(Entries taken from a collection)
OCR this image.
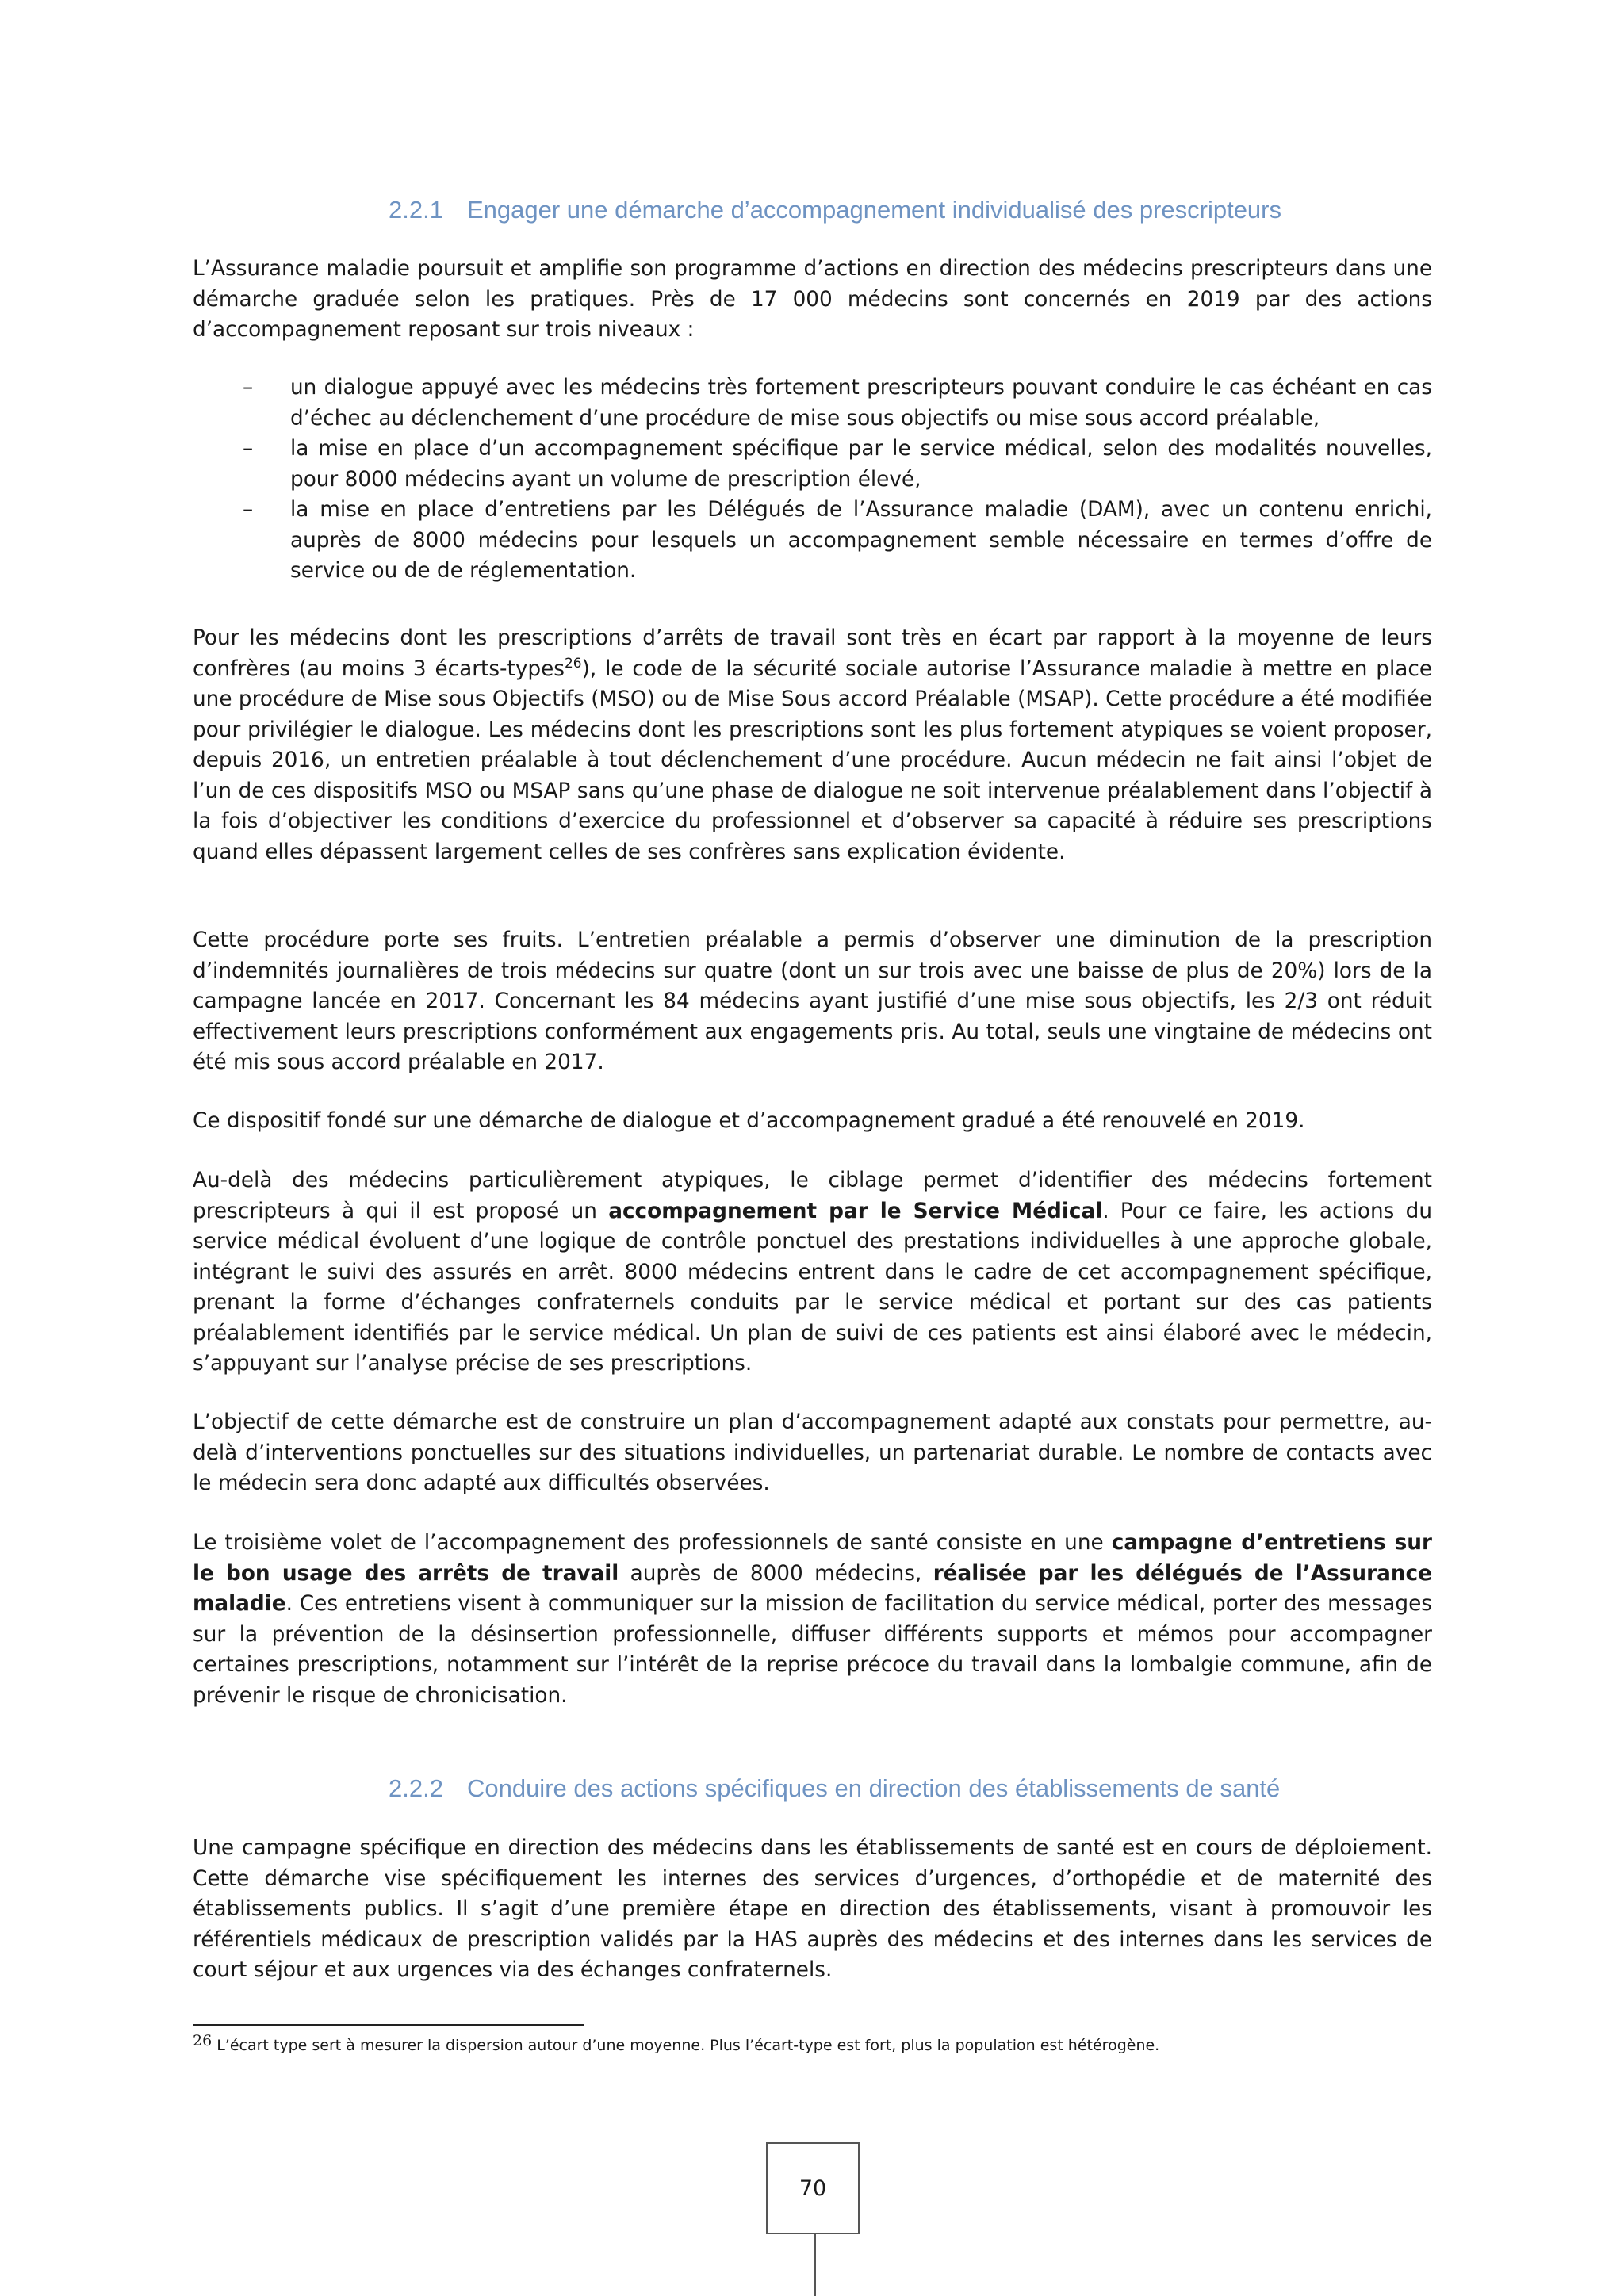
2.2.1 Engager une démarche d’accompagnement individualisé des prescripteurs

L’Assurance maladie poursuit et amplifie son programme d’actions en direction des médecins prescripteurs dans une démarche graduée selon les pratiques. Près de 17 000 médecins sont concernés en 2019 par des actions d’accompagnement reposant sur trois niveaux :

– un dialogue appuyé avec les médecins très fortement prescripteurs pouvant conduire le cas échéant en cas d’échec au déclenchement d’une procédure de mise sous objectifs ou mise sous accord préalable,
– la mise en place d’un accompagnement spécifique par le service médical, selon des modalités nouvelles, pour 8000 médecins ayant un volume de prescription élevé,
– la mise en place d’entretiens par les Délégués de l’Assurance maladie (DAM), avec un contenu enrichi, auprès de 8000 médecins pour lesquels un accompagnement semble nécessaire en termes d’offre de service ou de de réglementation.

Pour les médecins dont les prescriptions d’arrêts de travail sont très en écart par rapport à la moyenne de leurs confrères (au moins 3 écarts-types$^{26}$), le code de la sécurité sociale autorise l’Assurance maladie à mettre en place une procédure de Mise sous Objectifs (MSO) ou de Mise Sous accord Préalable (MSAP). Cette procédure a été modifiée pour privilégier le dialogue. Les médecins dont les prescriptions sont les plus fortement atypiques se voient proposer, depuis 2016, un entretien préalable à tout déclenchement d’une procédure. Aucun médecin ne fait ainsi l’objet de l’un de ces dispositifs MSO ou MSAP sans qu’une phase de dialogue ne soit intervenue préalablement dans l’objectif à la fois d’objectiver les conditions d’exercice du professionnel et d’observer sa capacité à réduire ses prescriptions quand elles dépassent largement celles de ses confrères sans explication évidente.

Cette procédure porte ses fruits. L’entretien préalable a permis d’observer une diminution de la prescription d’indemnités journalières de trois médecins sur quatre (dont un sur trois avec une baisse de plus de 20%) lors de la campagne lancée en 2017. Concernant les 84 médecins ayant justifié d’une mise sous objectifs, les 2/3 ont réduit effectivement leurs prescriptions conformément aux engagements pris. Au total, seuls une vingtaine de médecins ont été mis sous accord préalable en 2017.

Ce dispositif fondé sur une démarche de dialogue et d’accompagnement gradué a été renouvelé en 2019.

Au-delà des médecins particulièrement atypiques, le ciblage permet d’identifier des médecins fortement prescripteurs à qui il est proposé un accompagnement par le Service Médical. Pour ce faire, les actions du service médical évoluent d’une logique de contrôle ponctuel des prestations individuelles à une approche globale, intégrant le suivi des assurés en arrêt. 8000 médecins entrent dans le cadre de cet accompagnement spécifique, prenant la forme d’échanges confraternels conduits par le service médical et portant sur des cas patients préalablement identifiés par le service médical. Un plan de suivi de ces patients est ainsi élaboré avec le médecin, s’appuyant sur l’analyse précise de ses prescriptions.

L’objectif de cette démarche est de construire un plan d’accompagnement adapté aux constats pour permettre, au-delà d’interventions ponctuelles sur des situations individuelles, un partenariat durable. Le nombre de contacts avec le médecin sera donc adapté aux difficultés observées.

Le troisième volet de l’accompagnement des professionnels de santé consiste en une campagne d’entretiens sur le bon usage des arrêts de travail auprès de 8000 médecins, réalisée par les délégués de l’Assurance maladie. Ces entretiens visent à communiquer sur la mission de facilitation du service médical, porter des messages sur la prévention de la désinsertion professionnelle, diffuser différents supports et mémos pour accompagner certaines prescriptions, notamment sur l’intérêt de la reprise précoce du travail dans la lombalgie commune, afin de prévenir le risque de chronicisation.

2.2.2 Conduire des actions spécifiques en direction des établissements de santé

Une campagne spécifique en direction des médecins dans les établissements de santé est en cours de déploiement. Cette démarche vise spécifiquement les internes des services d’urgences, d’orthopédie et de maternité des établissements publics. Il s’agit d’une première étape en direction des établissements, visant à promouvoir les référentiels médicaux de prescription validés par la HAS auprès des médecins et des internes dans les services de court séjour et aux urgences via des échanges confraternels.

26 L’écart type sert à mesurer la dispersion autour d’une moyenne. Plus l’écart-type est fort, plus la population est hétérogène.
70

• [Assigned task]
Using the entries, return every line where the word "selon" can be found.

• [Result of the task]
L’Assurance maladie poursuit et amplifie son programme d’actions en direction des médecins prescripteurs dans une démarche graduée selon les pratiques. Près de 17 000 médecins sont concernés en 2019 par des actions d’accompagnement reposant sur trois niveaux :
– la mise en place d’un accompagnement spécifique par le service médical, selon des modalités nouvelles, pour 8000 médecins ayant un volume de prescription élevé,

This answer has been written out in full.